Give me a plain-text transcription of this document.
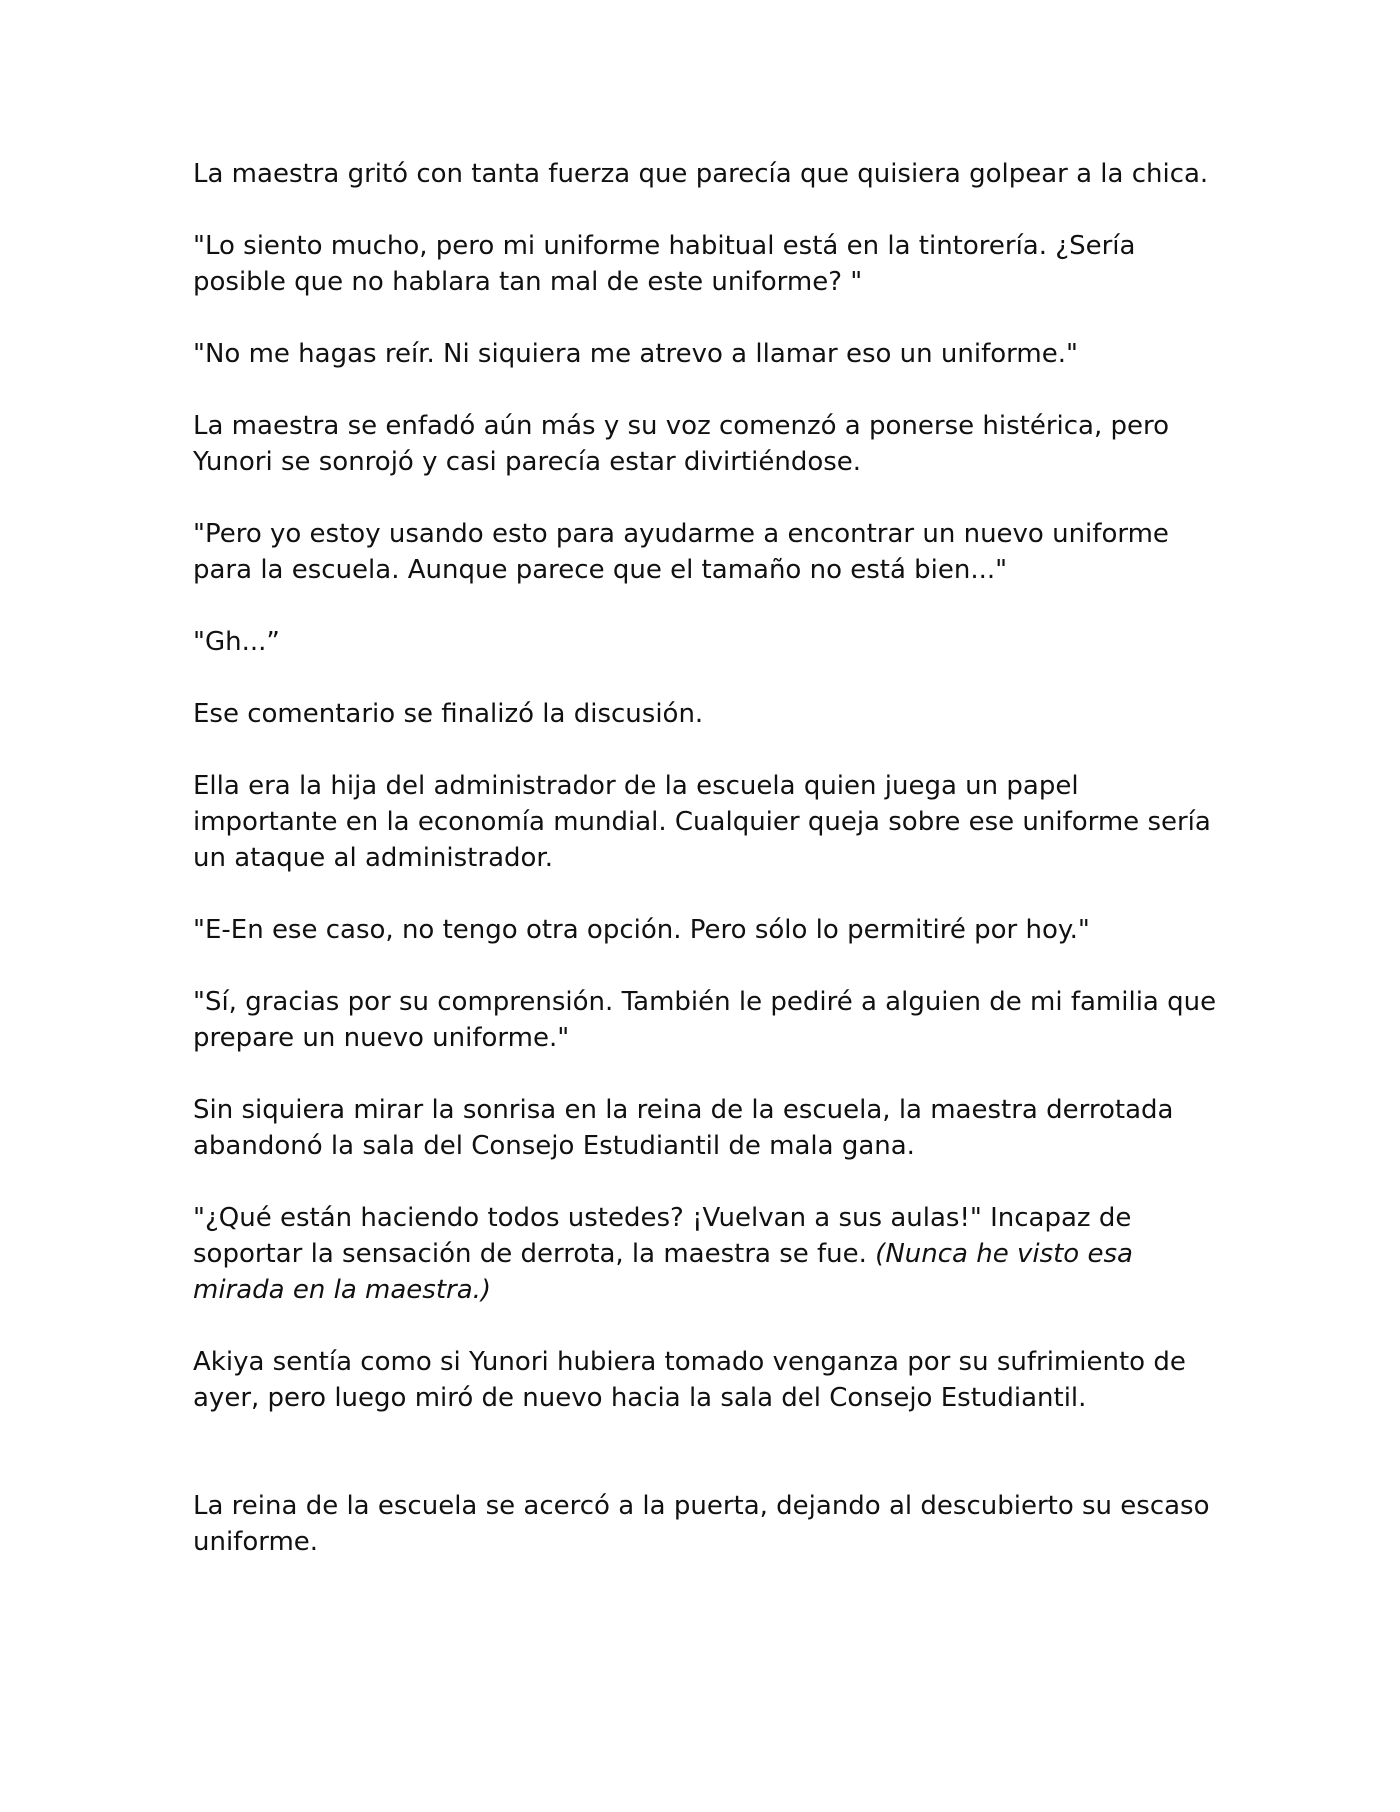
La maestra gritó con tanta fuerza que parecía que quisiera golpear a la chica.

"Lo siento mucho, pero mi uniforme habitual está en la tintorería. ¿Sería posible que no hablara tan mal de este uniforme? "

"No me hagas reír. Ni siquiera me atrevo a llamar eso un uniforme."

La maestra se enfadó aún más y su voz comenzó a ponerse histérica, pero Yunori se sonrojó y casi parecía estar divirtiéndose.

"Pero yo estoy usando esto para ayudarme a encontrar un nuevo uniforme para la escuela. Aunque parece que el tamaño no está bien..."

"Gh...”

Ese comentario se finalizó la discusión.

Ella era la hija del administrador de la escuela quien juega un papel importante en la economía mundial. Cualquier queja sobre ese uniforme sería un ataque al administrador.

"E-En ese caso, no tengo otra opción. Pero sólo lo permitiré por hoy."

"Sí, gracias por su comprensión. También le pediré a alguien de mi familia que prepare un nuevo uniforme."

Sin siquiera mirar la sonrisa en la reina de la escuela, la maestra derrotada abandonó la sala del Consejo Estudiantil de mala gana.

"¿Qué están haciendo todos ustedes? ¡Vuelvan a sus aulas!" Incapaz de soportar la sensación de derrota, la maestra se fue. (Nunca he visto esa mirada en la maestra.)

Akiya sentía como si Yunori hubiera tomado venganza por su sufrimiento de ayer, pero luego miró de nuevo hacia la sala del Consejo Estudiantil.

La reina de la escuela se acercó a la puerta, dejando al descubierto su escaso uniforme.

---

* What the task asks: Check each line above for the string "siquiera" and report how many lines have it, giving only the number.

* The completed task: 2